## WRITTEN INSTRUCTION
Find the lines that hold the word "TUBE" and return them.

## Records excerpted from a collection
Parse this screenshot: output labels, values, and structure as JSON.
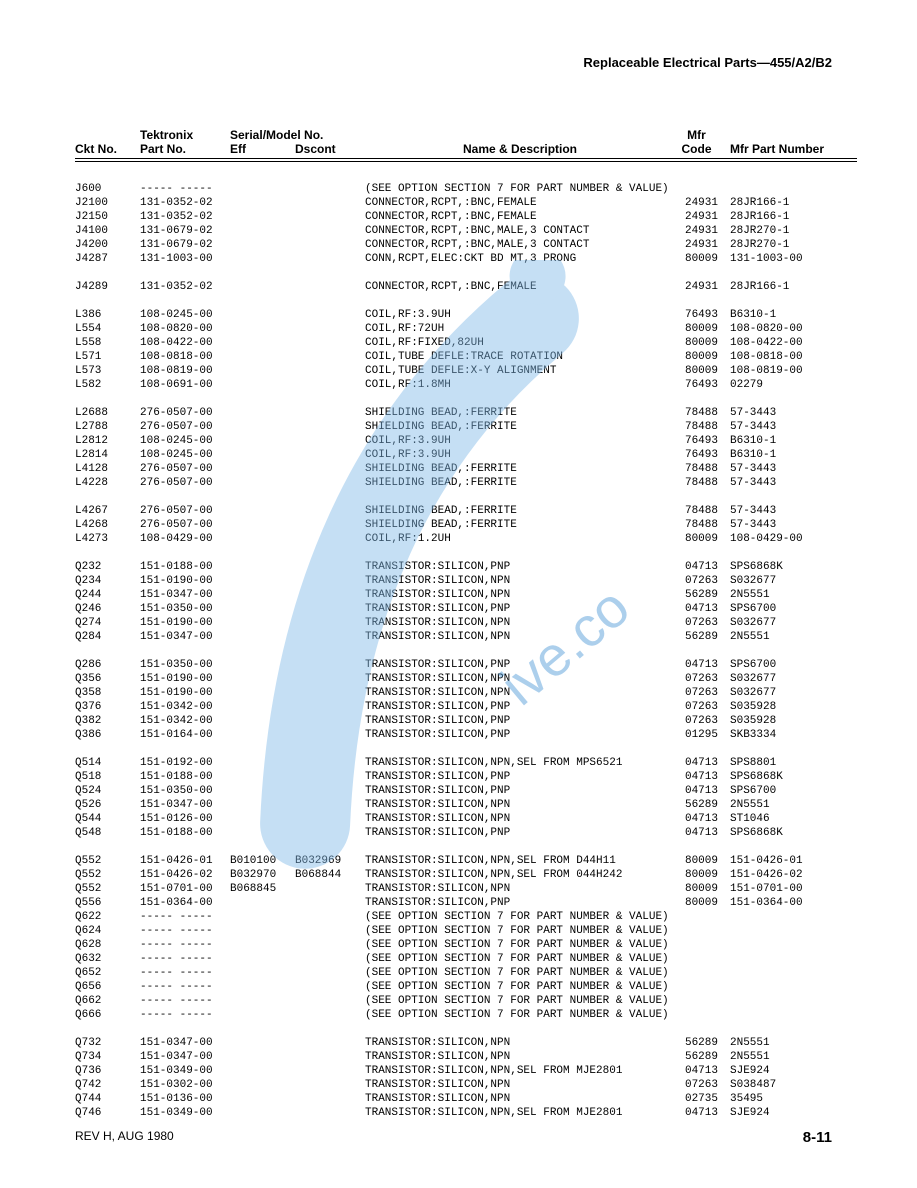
{
  "header": "Replaceable Electrical Parts—455/A2/B2",
  "columns": {
    "ckt": "Ckt No.",
    "tek": "Tektronix",
    "part": "Part No.",
    "serial": "Serial/Model No.",
    "eff": "Eff",
    "dscont": "Dscont",
    "name": "Name & Description",
    "mfr": "Mfr\nCode",
    "mfrpart": "Mfr Part Number"
  },
  "footer": {
    "rev": "REV H, AUG 1980",
    "page": "8-11"
  },
  "watermark": {
    "color": "#7fb9e8",
    "text_color": "#4a97d6"
  },
  "rows": [
    {
      "ckt": "J600",
      "part": "----- -----",
      "eff": "",
      "dscont": "",
      "name": "(SEE OPTION SECTION 7 FOR PART NUMBER & VALUE)",
      "mfr": "",
      "mfrpart": ""
    },
    {
      "ckt": "J2100",
      "part": "131-0352-02",
      "eff": "",
      "dscont": "",
      "name": "CONNECTOR,RCPT,:BNC,FEMALE",
      "mfr": "24931",
      "mfrpart": "28JR166-1"
    },
    {
      "ckt": "J2150",
      "part": "131-0352-02",
      "eff": "",
      "dscont": "",
      "name": "CONNECTOR,RCPT,:BNC,FEMALE",
      "mfr": "24931",
      "mfrpart": "28JR166-1"
    },
    {
      "ckt": "J4100",
      "part": "131-0679-02",
      "eff": "",
      "dscont": "",
      "name": "CONNECTOR,RCPT,:BNC,MALE,3 CONTACT",
      "mfr": "24931",
      "mfrpart": "28JR270-1"
    },
    {
      "ckt": "J4200",
      "part": "131-0679-02",
      "eff": "",
      "dscont": "",
      "name": "CONNECTOR,RCPT,:BNC,MALE,3 CONTACT",
      "mfr": "24931",
      "mfrpart": "28JR270-1"
    },
    {
      "ckt": "J4287",
      "part": "131-1003-00",
      "eff": "",
      "dscont": "",
      "name": "CONN,RCPT,ELEC:CKT BD MT,3 PRONG",
      "mfr": "80009",
      "mfrpart": "131-1003-00"
    },
    {
      "gap": true
    },
    {
      "ckt": "J4289",
      "part": "131-0352-02",
      "eff": "",
      "dscont": "",
      "name": "CONNECTOR,RCPT,:BNC,FEMALE",
      "mfr": "24931",
      "mfrpart": "28JR166-1"
    },
    {
      "gap": true
    },
    {
      "ckt": "L386",
      "part": "108-0245-00",
      "eff": "",
      "dscont": "",
      "name": "COIL,RF:3.9UH",
      "mfr": "76493",
      "mfrpart": "B6310-1"
    },
    {
      "ckt": "L554",
      "part": "108-0820-00",
      "eff": "",
      "dscont": "",
      "name": "COIL,RF:72UH",
      "mfr": "80009",
      "mfrpart": "108-0820-00"
    },
    {
      "ckt": "L558",
      "part": "108-0422-00",
      "eff": "",
      "dscont": "",
      "name": "COIL,RF:FIXED,82UH",
      "mfr": "80009",
      "mfrpart": "108-0422-00"
    },
    {
      "ckt": "L571",
      "part": "108-0818-00",
      "eff": "",
      "dscont": "",
      "name": "COIL,TUBE DEFLE:TRACE ROTATION",
      "mfr": "80009",
      "mfrpart": "108-0818-00"
    },
    {
      "ckt": "L573",
      "part": "108-0819-00",
      "eff": "",
      "dscont": "",
      "name": "COIL,TUBE DEFLE:X-Y ALIGNMENT",
      "mfr": "80009",
      "mfrpart": "108-0819-00"
    },
    {
      "ckt": "L582",
      "part": "108-0691-00",
      "eff": "",
      "dscont": "",
      "name": "COIL,RF:1.8MH",
      "mfr": "76493",
      "mfrpart": "02279"
    },
    {
      "gap": true
    },
    {
      "ckt": "L2688",
      "part": "276-0507-00",
      "eff": "",
      "dscont": "",
      "name": "SHIELDING BEAD,:FERRITE",
      "mfr": "78488",
      "mfrpart": "57-3443"
    },
    {
      "ckt": "L2788",
      "part": "276-0507-00",
      "eff": "",
      "dscont": "",
      "name": "SHIELDING BEAD,:FERRITE",
      "mfr": "78488",
      "mfrpart": "57-3443"
    },
    {
      "ckt": "L2812",
      "part": "108-0245-00",
      "eff": "",
      "dscont": "",
      "name": "COIL,RF:3.9UH",
      "mfr": "76493",
      "mfrpart": "B6310-1"
    },
    {
      "ckt": "L2814",
      "part": "108-0245-00",
      "eff": "",
      "dscont": "",
      "name": "COIL,RF:3.9UH",
      "mfr": "76493",
      "mfrpart": "B6310-1"
    },
    {
      "ckt": "L4128",
      "part": "276-0507-00",
      "eff": "",
      "dscont": "",
      "name": "SHIELDING BEAD,:FERRITE",
      "mfr": "78488",
      "mfrpart": "57-3443"
    },
    {
      "ckt": "L4228",
      "part": "276-0507-00",
      "eff": "",
      "dscont": "",
      "name": "SHIELDING BEAD,:FERRITE",
      "mfr": "78488",
      "mfrpart": "57-3443"
    },
    {
      "gap": true
    },
    {
      "ckt": "L4267",
      "part": "276-0507-00",
      "eff": "",
      "dscont": "",
      "name": "SHIELDING BEAD,:FERRITE",
      "mfr": "78488",
      "mfrpart": "57-3443"
    },
    {
      "ckt": "L4268",
      "part": "276-0507-00",
      "eff": "",
      "dscont": "",
      "name": "SHIELDING BEAD,:FERRITE",
      "mfr": "78488",
      "mfrpart": "57-3443"
    },
    {
      "ckt": "L4273",
      "part": "108-0429-00",
      "eff": "",
      "dscont": "",
      "name": "COIL,RF:1.2UH",
      "mfr": "80009",
      "mfrpart": "108-0429-00"
    },
    {
      "gap": true
    },
    {
      "ckt": "Q232",
      "part": "151-0188-00",
      "eff": "",
      "dscont": "",
      "name": "TRANSISTOR:SILICON,PNP",
      "mfr": "04713",
      "mfrpart": "SPS6868K"
    },
    {
      "ckt": "Q234",
      "part": "151-0190-00",
      "eff": "",
      "dscont": "",
      "name": "TRANSISTOR:SILICON,NPN",
      "mfr": "07263",
      "mfrpart": "S032677"
    },
    {
      "ckt": "Q244",
      "part": "151-0347-00",
      "eff": "",
      "dscont": "",
      "name": "TRANSISTOR:SILICON,NPN",
      "mfr": "56289",
      "mfrpart": "2N5551"
    },
    {
      "ckt": "Q246",
      "part": "151-0350-00",
      "eff": "",
      "dscont": "",
      "name": "TRANSISTOR:SILICON,PNP",
      "mfr": "04713",
      "mfrpart": "SPS6700"
    },
    {
      "ckt": "Q274",
      "part": "151-0190-00",
      "eff": "",
      "dscont": "",
      "name": "TRANSISTOR:SILICON,NPN",
      "mfr": "07263",
      "mfrpart": "S032677"
    },
    {
      "ckt": "Q284",
      "part": "151-0347-00",
      "eff": "",
      "dscont": "",
      "name": "TRANSISTOR:SILICON,NPN",
      "mfr": "56289",
      "mfrpart": "2N5551"
    },
    {
      "gap": true
    },
    {
      "ckt": "Q286",
      "part": "151-0350-00",
      "eff": "",
      "dscont": "",
      "name": "TRANSISTOR:SILICON,PNP",
      "mfr": "04713",
      "mfrpart": "SPS6700"
    },
    {
      "ckt": "Q356",
      "part": "151-0190-00",
      "eff": "",
      "dscont": "",
      "name": "TRANSISTOR:SILICON,NPN",
      "mfr": "07263",
      "mfrpart": "S032677"
    },
    {
      "ckt": "Q358",
      "part": "151-0190-00",
      "eff": "",
      "dscont": "",
      "name": "TRANSISTOR:SILICON,NPN",
      "mfr": "07263",
      "mfrpart": "S032677"
    },
    {
      "ckt": "Q376",
      "part": "151-0342-00",
      "eff": "",
      "dscont": "",
      "name": "TRANSISTOR:SILICON,PNP",
      "mfr": "07263",
      "mfrpart": "S035928"
    },
    {
      "ckt": "Q382",
      "part": "151-0342-00",
      "eff": "",
      "dscont": "",
      "name": "TRANSISTOR:SILICON,PNP",
      "mfr": "07263",
      "mfrpart": "S035928"
    },
    {
      "ckt": "Q386",
      "part": "151-0164-00",
      "eff": "",
      "dscont": "",
      "name": "TRANSISTOR:SILICON,PNP",
      "mfr": "01295",
      "mfrpart": "SKB3334"
    },
    {
      "gap": true
    },
    {
      "ckt": "Q514",
      "part": "151-0192-00",
      "eff": "",
      "dscont": "",
      "name": "TRANSISTOR:SILICON,NPN,SEL FROM MPS6521",
      "mfr": "04713",
      "mfrpart": "SPS8801"
    },
    {
      "ckt": "Q518",
      "part": "151-0188-00",
      "eff": "",
      "dscont": "",
      "name": "TRANSISTOR:SILICON,PNP",
      "mfr": "04713",
      "mfrpart": "SPS6868K"
    },
    {
      "ckt": "Q524",
      "part": "151-0350-00",
      "eff": "",
      "dscont": "",
      "name": "TRANSISTOR:SILICON,PNP",
      "mfr": "04713",
      "mfrpart": "SPS6700"
    },
    {
      "ckt": "Q526",
      "part": "151-0347-00",
      "eff": "",
      "dscont": "",
      "name": "TRANSISTOR:SILICON,NPN",
      "mfr": "56289",
      "mfrpart": "2N5551"
    },
    {
      "ckt": "Q544",
      "part": "151-0126-00",
      "eff": "",
      "dscont": "",
      "name": "TRANSISTOR:SILICON,NPN",
      "mfr": "04713",
      "mfrpart": "ST1046"
    },
    {
      "ckt": "Q548",
      "part": "151-0188-00",
      "eff": "",
      "dscont": "",
      "name": "TRANSISTOR:SILICON,PNP",
      "mfr": "04713",
      "mfrpart": "SPS6868K"
    },
    {
      "gap": true
    },
    {
      "ckt": "Q552",
      "part": "151-0426-01",
      "eff": "B010100",
      "dscont": "B032969",
      "name": "TRANSISTOR:SILICON,NPN,SEL FROM D44H11",
      "mfr": "80009",
      "mfrpart": "151-0426-01"
    },
    {
      "ckt": "Q552",
      "part": "151-0426-02",
      "eff": "B032970",
      "dscont": "B068844",
      "name": "TRANSISTOR:SILICON,NPN,SEL FROM 044H242",
      "mfr": "80009",
      "mfrpart": "151-0426-02"
    },
    {
      "ckt": "Q552",
      "part": "151-0701-00",
      "eff": "B068845",
      "dscont": "",
      "name": "TRANSISTOR:SILICON,NPN",
      "mfr": "80009",
      "mfrpart": "151-0701-00"
    },
    {
      "ckt": "Q556",
      "part": "151-0364-00",
      "eff": "",
      "dscont": "",
      "name": "TRANSISTOR:SILICON,PNP",
      "mfr": "80009",
      "mfrpart": "151-0364-00"
    },
    {
      "ckt": "Q622",
      "part": "----- -----",
      "eff": "",
      "dscont": "",
      "name": "(SEE OPTION SECTION 7 FOR PART NUMBER & VALUE)",
      "mfr": "",
      "mfrpart": ""
    },
    {
      "ckt": "Q624",
      "part": "----- -----",
      "eff": "",
      "dscont": "",
      "name": "(SEE OPTION SECTION 7 FOR PART NUMBER & VALUE)",
      "mfr": "",
      "mfrpart": ""
    },
    {
      "ckt": "Q628",
      "part": "----- -----",
      "eff": "",
      "dscont": "",
      "name": "(SEE OPTION SECTION 7 FOR PART NUMBER & VALUE)",
      "mfr": "",
      "mfrpart": ""
    },
    {
      "ckt": "Q632",
      "part": "----- -----",
      "eff": "",
      "dscont": "",
      "name": "(SEE OPTION SECTION 7 FOR PART NUMBER & VALUE)",
      "mfr": "",
      "mfrpart": ""
    },
    {
      "ckt": "Q652",
      "part": "----- -----",
      "eff": "",
      "dscont": "",
      "name": "(SEE OPTION SECTION 7 FOR PART NUMBER & VALUE)",
      "mfr": "",
      "mfrpart": ""
    },
    {
      "ckt": "Q656",
      "part": "----- -----",
      "eff": "",
      "dscont": "",
      "name": "(SEE OPTION SECTION 7 FOR PART NUMBER & VALUE)",
      "mfr": "",
      "mfrpart": ""
    },
    {
      "ckt": "Q662",
      "part": "----- -----",
      "eff": "",
      "dscont": "",
      "name": "(SEE OPTION SECTION 7 FOR PART NUMBER & VALUE)",
      "mfr": "",
      "mfrpart": ""
    },
    {
      "ckt": "Q666",
      "part": "----- -----",
      "eff": "",
      "dscont": "",
      "name": "(SEE OPTION SECTION 7 FOR PART NUMBER & VALUE)",
      "mfr": "",
      "mfrpart": ""
    },
    {
      "gap": true
    },
    {
      "ckt": "Q732",
      "part": "151-0347-00",
      "eff": "",
      "dscont": "",
      "name": "TRANSISTOR:SILICON,NPN",
      "mfr": "56289",
      "mfrpart": "2N5551"
    },
    {
      "ckt": "Q734",
      "part": "151-0347-00",
      "eff": "",
      "dscont": "",
      "name": "TRANSISTOR:SILICON,NPN",
      "mfr": "56289",
      "mfrpart": "2N5551"
    },
    {
      "ckt": "Q736",
      "part": "151-0349-00",
      "eff": "",
      "dscont": "",
      "name": "TRANSISTOR:SILICON,NPN,SEL FROM MJE2801",
      "mfr": "04713",
      "mfrpart": "SJE924"
    },
    {
      "ckt": "Q742",
      "part": "151-0302-00",
      "eff": "",
      "dscont": "",
      "name": "TRANSISTOR:SILICON,NPN",
      "mfr": "07263",
      "mfrpart": "S038487"
    },
    {
      "ckt": "Q744",
      "part": "151-0136-00",
      "eff": "",
      "dscont": "",
      "name": "TRANSISTOR:SILICON,NPN",
      "mfr": "02735",
      "mfrpart": "35495"
    },
    {
      "ckt": "Q746",
      "part": "151-0349-00",
      "eff": "",
      "dscont": "",
      "name": "TRANSISTOR:SILICON,NPN,SEL FROM MJE2801",
      "mfr": "04713",
      "mfrpart": "SJE924"
    }
  ]
}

## CORRECT OUTPUT
      "name": "COIL,TUBE DEFLE:TRACE ROTATION",
      "name": "COIL,TUBE DEFLE:X-Y ALIGNMENT",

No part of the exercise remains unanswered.